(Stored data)

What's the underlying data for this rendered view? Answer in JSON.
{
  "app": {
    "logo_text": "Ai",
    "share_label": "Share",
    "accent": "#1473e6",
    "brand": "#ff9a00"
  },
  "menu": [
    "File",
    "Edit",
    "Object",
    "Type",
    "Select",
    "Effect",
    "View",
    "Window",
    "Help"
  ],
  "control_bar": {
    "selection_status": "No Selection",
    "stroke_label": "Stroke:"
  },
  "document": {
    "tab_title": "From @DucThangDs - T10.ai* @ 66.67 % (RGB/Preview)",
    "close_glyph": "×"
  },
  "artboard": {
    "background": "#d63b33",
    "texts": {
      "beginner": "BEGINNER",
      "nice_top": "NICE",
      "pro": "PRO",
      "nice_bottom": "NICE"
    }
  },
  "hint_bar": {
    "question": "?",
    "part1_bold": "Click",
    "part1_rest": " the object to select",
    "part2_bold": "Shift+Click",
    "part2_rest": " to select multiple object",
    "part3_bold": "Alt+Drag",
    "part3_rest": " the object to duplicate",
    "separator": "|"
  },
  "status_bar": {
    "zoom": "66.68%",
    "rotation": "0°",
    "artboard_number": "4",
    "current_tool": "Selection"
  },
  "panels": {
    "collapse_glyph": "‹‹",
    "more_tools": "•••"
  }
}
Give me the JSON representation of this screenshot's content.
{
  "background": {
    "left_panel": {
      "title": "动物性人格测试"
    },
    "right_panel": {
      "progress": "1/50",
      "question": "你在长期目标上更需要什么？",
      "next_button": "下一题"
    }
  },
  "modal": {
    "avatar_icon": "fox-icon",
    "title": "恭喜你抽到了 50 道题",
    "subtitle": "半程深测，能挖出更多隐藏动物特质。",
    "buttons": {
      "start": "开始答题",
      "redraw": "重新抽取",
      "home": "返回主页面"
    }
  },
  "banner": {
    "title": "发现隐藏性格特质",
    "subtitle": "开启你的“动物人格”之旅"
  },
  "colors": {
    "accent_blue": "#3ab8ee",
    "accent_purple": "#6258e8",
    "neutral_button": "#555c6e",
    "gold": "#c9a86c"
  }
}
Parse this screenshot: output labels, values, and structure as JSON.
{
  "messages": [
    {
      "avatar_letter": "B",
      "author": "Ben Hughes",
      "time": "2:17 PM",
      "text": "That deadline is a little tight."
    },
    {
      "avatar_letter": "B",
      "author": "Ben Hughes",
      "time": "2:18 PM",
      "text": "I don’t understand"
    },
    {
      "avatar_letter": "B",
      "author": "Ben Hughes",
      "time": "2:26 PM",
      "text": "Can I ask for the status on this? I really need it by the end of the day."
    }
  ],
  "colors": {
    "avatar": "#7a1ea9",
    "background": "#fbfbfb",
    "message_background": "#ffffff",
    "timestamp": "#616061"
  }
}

> **STATED GOAL**:
Track down every line of the material containing the string "Selection", and copy it.

> **OUTPUT FOR THIS TASK**:
    "selection_status": "No Selection",
    "current_tool": "Selection"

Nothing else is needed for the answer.